=== EXTRACTED DATA ===

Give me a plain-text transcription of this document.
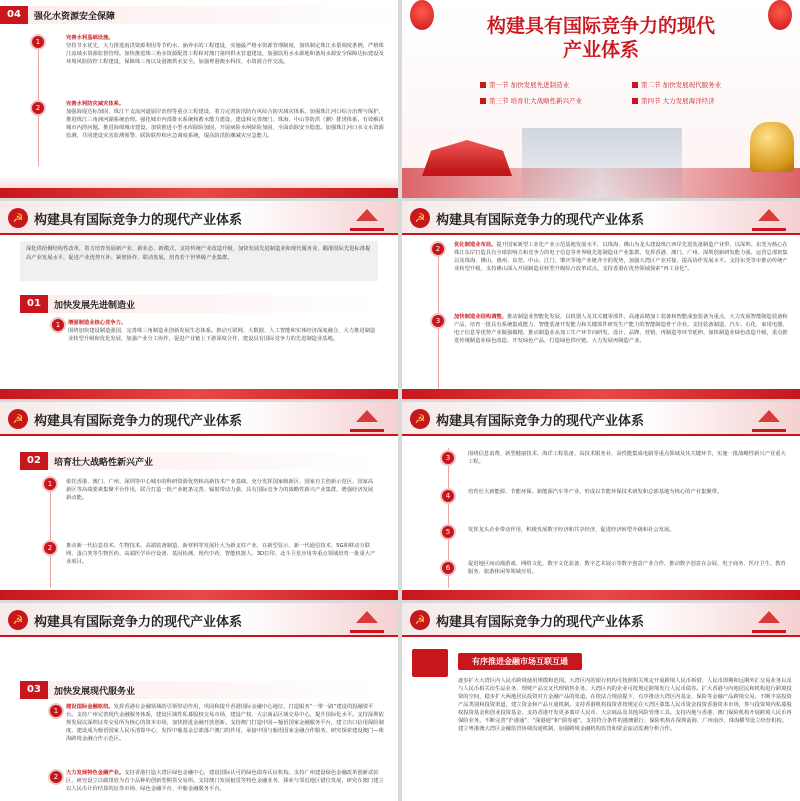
04	强化水资源安全保障
1	完善水利基础设施。
坚持节水优先，大力推进雨洪资源利用等节约水、涵养水的工程建设，实施最严格水资源管理制度，加快制定珠江水量调度条例，严格珠江流域水资源监督管理。加快推进珠三角水资源配置工程和对澳门第四供水管道建设，加强饮用水水源地和备用水源安全保障达标建设及环境风险防控工程建设，保障珠三角以及港澳供水安全。加强粤港澳水科技、水资源合作交流。
2	完善水利防灾减灾体系。
加强海堤达标加固、珠江干支流河道崩岸治理等重点工程建设，着力完善防汛防台风综合防灾减灾体系。加强珠江河口综合治理与保护，推进珠江三角洲河湖系统治理。强化城市内部排水系统和蓄水能力建设，建设和完善澳门、珠海、中山等防洪（潮）排涝体系，有效解决城市内涝问题。推进海绵城市建设。加快推进小型水库除险加固，开展病险水闸除险加固，全面消除安全隐患。加强珠江河口水文水资源监测，共同建设灾害监测预警、联防联控和应急调度系统，提高防洪防潮减灾应急能力。
构建具有国际竞争力的现代
产业体系
第一节 加快发展先进制造业	第二节 加快发展现代服务业
第三节 培育壮大战略性新兴产业	第四节 大力发展海洋经济
☭ 构建具有国际竞争力的现代产业体系
深化供给侧结构性改革，着力培育发展新产业、新业态、新模式，支持传统产业改造升级，加快发展先进制造业和现代服务业，瞄准国际先进标准提高产业发展水平，促进产业优势互补、紧密协作、联动发展，培育若干世界级产业集群。
01	加快发展先进制造业
1	增强制造业核心竞争力。
围绕加快建设制造强国，完善珠三角制造业创新发展生态体系。推动互联网、大数据、人工智能和实体经济深度融合，大力推进制造业转型升级和优化发展，加强产业分工协作，促进产业链上下游深度合作，建设具有国际竞争力的先进制造业基地。
☭ 构建具有国际竞争力的现代产业体系
2	优化制造业布局。提升国家新型工业化产业示范基地发展水平，以珠海、佛山为龙头建设珠江西岸先进装备制造产业带，以深圳、东莞为核心在珠江东岸打造具有全球影响力和竞争力的电子信息等世界级先进制造业产业集群。发挥香港、澳门、广州、深圳创新研发能力强、运营总部密集以及珠海、佛山、惠州、东莞、中山、江门、肇庆等地产业链齐全的优势，加强大湾区产业对接，提高协作发展水平。支持东莞等市推动传统产业转型升级，支持佛山深入开展制造业转型升级综合改革试点。支持香港在优势领域探索“再工业化”。
3	加快制造业结构调整。推动制造业智能化发展，以机器人及其关键零部件、高速高精加工装备和智能成套装备为重点，大力发展智能制造装备和产品，培育一批具有系统集成能力、智能装备开发能力和关键部件研发生产能力的智能制造骨干企业。支持装备制造、汽车、石化、家用电器、电子信息等优势产业做强做精，推动制造业从加工生产环节向研发、设计、品牌、营销、再制造等环节延伸。加快制造业绿色改造升级，重点推进传统制造业绿色改造、开发绿色产品，打造绿色供应链。大力发展再制造产业。
☭ 构建具有国际竞争力的现代产业体系
02	培育壮大战略性新兴产业
1	依托香港、澳门、广州、深圳等中心城市的科研资源优势和高新技术产业基础，充分发挥国家级新区、国家自主创新示范区、国家高新区等高端要素集聚平台作用，联合打造一批产业链条完善、辐射带动力强、具有国际竞争力的战略性新兴产业集群，增强经济发展新动能。
2	推动新一代信息技术、生物技术、高端装备制造、新材料等发展壮大为新支柱产业，在新型显示、新一代通信技术、5G和移动互联网、蛋白类等生物医药、高端医学诊疗设备、基因检测、现代中药、智能机器人、3D打印、北斗卫星应用等重点领域培育一批重大产业项目。
☭ 构建具有国际竞争力的现代产业体系
3	围绕信息消费、新型健康技术、海洋工程装备、高技术服务业、高性能集成电路等重点领域及其关键环节，实施一批战略性新兴产业重大工程。
4	培育壮大新能源、节能环保、新能源汽车等产业，形成以节能环保技术研发和总部基地为核心的产业集聚带。
5	发挥龙头企业带动作用，积极发展数字经济和共享经济，促进经济转型升级和社会发展。
6	促进地区间动漫游戏、网络文化、数字文化装备、数字艺术展示等数字创意产业合作，推动数字创意在会展、电子商务、医疗卫生、教育服务、旅游休闲等领域应用。
☭ 构建具有国际竞争力的现代产业体系
03	加快发展现代服务业
1	建设国际金融枢纽。发挥香港在金融领域的引领带动作用，巩固和提升香港国际金融中心地位，打造服务“一带一路”建设的投融资平台。支持广州完善现代金融服务体系，建设区域性私募股权交易市场，建设产权、大宗商品区域交易中心，提升国际化水平。支持深圳依规发展以深圳证券交易所为核心的资本市场，加快推进金融开放创新。支持澳门打造中国—葡语国家金融服务平台，建立出口信用保险制度，建设成为葡语国家人民币清算中心，发挥中葡基金总部落户澳门的作用，承接中国与葡语国家金融合作服务。研究探索建设澳门—珠海跨境金融合作示范区。
2	大力发展特色金融产业。支持香港打造大湾区绿色金融中心，建设国际认可的绿色债券认证机构。支持广州建设绿色金融改革创新试验区，研究设立以碳排放为首个品种的创新型期货交易所。支持澳门发展租赁等特色金融业务，探索与邻近地区错位发展，研究在澳门建立以人民币计价结算的证券市场、绿色金融平台、中葡金融服务平台。
☭ 构建具有国际竞争力的现代产业体系
有序推进金融市场互联互通
逐步扩大大湾区内人民币跨境使用规模和范围。大湾区内的银行机构可按照相关规定开展跨境人民币拆借、人民币即期和远期外汇交易业务以及与人民币相关衍生品业务、理财产品交叉代理销售业务。大湾区内的企业可按规定跨境发行人民币债券。扩大香港与内地居民和机构进行跨境投资的空间，稳步扩大两地居民投资对方金融产品的渠道。在依法合规前提下，有序推动大湾区内基金、保险等金融产品跨境交易，不断丰富投资产品类别和投资渠道，建立资金和产品互通机制。支持香港机构投资者按规定在大湾区募集人民币资金投资香港资本市场，参与投资境内私募股权投资基金和创业投资基金。支持香港开发更多离岸人民币、大宗商品及其他风险管理工具。支持内地与香港、澳门保险机构开展跨境人民币再保险业务。不断完善“沪港通”、“深港通”和“债券通”。支持符合条件的港澳银行、保险机构在深圳前海、广州南沙、珠海横琴设立经营机构。建立粤港澳大湾区金融监管协调沟通机制，加强跨境金融机构监管和资金流动监测分析合作。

===

PROBLEM REQUIREMENTS: Make an exact copy of every entry above, minus the images.

RESULT OF THIS EXERCISE:
Give me a plain-text transcription of this document.
04	强化水资源安全保障
1	完善水利基础设施。
坚持节水优先，大力推进雨洪资源利用等节约水、涵养水的工程建设，实施最严格水资源管理制度，加快制定珠江水量调度条例，严格珠江流域水资源监督管理。加快推进珠三角水资源配置工程和对澳门第四供水管道建设，加强饮用水水源地和备用水源安全保障达标建设及环境风险防控工程建设，保障珠三角以及港澳供水安全。加强粤港澳水科技、水资源合作交流。
2	完善水利防灾减灾体系。
加强海堤达标加固、珠江干支流河道崩岸治理等重点工程建设，着力完善防汛防台风综合防灾减灾体系。加强珠江河口综合治理与保护，推进珠江三角洲河湖系统治理。强化城市内部排水系统和蓄水能力建设，建设和完善澳门、珠海、中山等防洪（潮）排涝体系，有效解决城市内涝问题。推进海绵城市建设。加快推进小型水库除险加固，开展病险水闸除险加固，全面消除安全隐患。加强珠江河口水文水资源监测，共同建设灾害监测预警、联防联控和应急调度系统，提高防洪防潮减灾应急能力。
构建具有国际竞争力的现代
产业体系
第一节 加快发展先进制造业	第二节 加快发展现代服务业
第三节 培育壮大战略性新兴产业	第四节 大力发展海洋经济
☭ 构建具有国际竞争力的现代产业体系
深化供给侧结构性改革，着力培育发展新产业、新业态、新模式，支持传统产业改造升级，加快发展先进制造业和现代服务业，瞄准国际先进标准提高产业发展水平，促进产业优势互补、紧密协作、联动发展，培育若干世界级产业集群。
01	加快发展先进制造业
1	增强制造业核心竞争力。
围绕加快建设制造强国，完善珠三角制造业创新发展生态体系。推动互联网、大数据、人工智能和实体经济深度融合，大力推进制造业转型升级和优化发展，加强产业分工协作，促进产业链上下游深度合作，建设具有国际竞争力的先进制造业基地。
☭ 构建具有国际竞争力的现代产业体系
2	优化制造业布局。提升国家新型工业化产业示范基地发展水平，以珠海、佛山为龙头建设珠江西岸先进装备制造产业带，以深圳、东莞为核心在珠江东岸打造具有全球影响力和竞争力的电子信息等世界级先进制造业产业集群。发挥香港、澳门、广州、深圳创新研发能力强、运营总部密集以及珠海、佛山、惠州、东莞、中山、江门、肇庆等地产业链齐全的优势，加强大湾区产业对接，提高协作发展水平。支持东莞等市推动传统产业转型升级，支持佛山深入开展制造业转型升级综合改革试点。支持香港在优势领域探索“再工业化”。
3	加快制造业结构调整。推动制造业智能化发展，以机器人及其关键零部件、高速高精加工装备和智能成套装备为重点，大力发展智能制造装备和产品，培育一批具有系统集成能力、智能装备开发能力和关键部件研发生产能力的智能制造骨干企业。支持装备制造、汽车、石化、家用电器、电子信息等优势产业做强做精，推动制造业从加工生产环节向研发、设计、品牌、营销、再制造等环节延伸。加快制造业绿色改造升级，重点推进传统制造业绿色改造、开发绿色产品，打造绿色供应链。大力发展再制造产业。
☭ 构建具有国际竞争力的现代产业体系
02	培育壮大战略性新兴产业
1	依托香港、澳门、广州、深圳等中心城市的科研资源优势和高新技术产业基础，充分发挥国家级新区、国家自主创新示范区、国家高新区等高端要素集聚平台作用，联合打造一批产业链条完善、辐射带动力强、具有国际竞争力的战略性新兴产业集群，增强经济发展新动能。
2	推动新一代信息技术、生物技术、高端装备制造、新材料等发展壮大为新支柱产业，在新型显示、新一代通信技术、5G和移动互联网、蛋白类等生物医药、高端医学诊疗设备、基因检测、现代中药、智能机器人、3D打印、北斗卫星应用等重点领域培育一批重大产业项目。
☭ 构建具有国际竞争力的现代产业体系
3	围绕信息消费、新型健康技术、海洋工程装备、高技术服务业、高性能集成电路等重点领域及其关键环节，实施一批战略性新兴产业重大工程。
4	培育壮大新能源、节能环保、新能源汽车等产业，形成以节能环保技术研发和总部基地为核心的产业集聚带。
5	发挥龙头企业带动作用，积极发展数字经济和共享经济，促进经济转型升级和社会发展。
6	促进地区间动漫游戏、网络文化、数字文化装备、数字艺术展示等数字创意产业合作，推动数字创意在会展、电子商务、医疗卫生、教育服务、旅游休闲等领域应用。
☭ 构建具有国际竞争力的现代产业体系
03	加快发展现代服务业
1	建设国际金融枢纽。发挥香港在金融领域的引领带动作用，巩固和提升香港国际金融中心地位，打造服务“一带一路”建设的投融资平台。支持广州完善现代金融服务体系，建设区域性私募股权交易市场，建设产权、大宗商品区域交易中心，提升国际化水平。支持深圳依规发展以深圳证券交易所为核心的资本市场，加快推进金融开放创新。支持澳门打造中国—葡语国家金融服务平台，建立出口信用保险制度，建设成为葡语国家人民币清算中心，发挥中葡基金总部落户澳门的作用，承接中国与葡语国家金融合作服务。研究探索建设澳门—珠海跨境金融合作示范区。
2	大力发展特色金融产业。支持香港打造大湾区绿色金融中心，建设国际认可的绿色债券认证机构。支持广州建设绿色金融改革创新试验区，研究设立以碳排放为首个品种的创新型期货交易所。支持澳门发展租赁等特色金融业务，探索与邻近地区错位发展，研究在澳门建立以人民币计价结算的证券市场、绿色金融平台、中葡金融服务平台。
☭ 构建具有国际竞争力的现代产业体系
有序推进金融市场互联互通
逐步扩大大湾区内人民币跨境使用规模和范围。大湾区内的银行机构可按照相关规定开展跨境人民币拆借、人民币即期和远期外汇交易业务以及与人民币相关衍生品业务、理财产品交叉代理销售业务。大湾区内的企业可按规定跨境发行人民币债券。扩大香港与内地居民和机构进行跨境投资的空间，稳步扩大两地居民投资对方金融产品的渠道。在依法合规前提下，有序推动大湾区内基金、保险等金融产品跨境交易，不断丰富投资产品类别和投资渠道，建立资金和产品互通机制。支持香港机构投资者按规定在大湾区募集人民币资金投资香港资本市场，参与投资境内私募股权投资基金和创业投资基金。支持香港开发更多离岸人民币、大宗商品及其他风险管理工具。支持内地与香港、澳门保险机构开展跨境人民币再保险业务。不断完善“沪港通”、“深港通”和“债券通”。支持符合条件的港澳银行、保险机构在深圳前海、广州南沙、珠海横琴设立经营机构。建立粤港澳大湾区金融监管协调沟通机制，加强跨境金融机构监管和资金流动监测分析合作。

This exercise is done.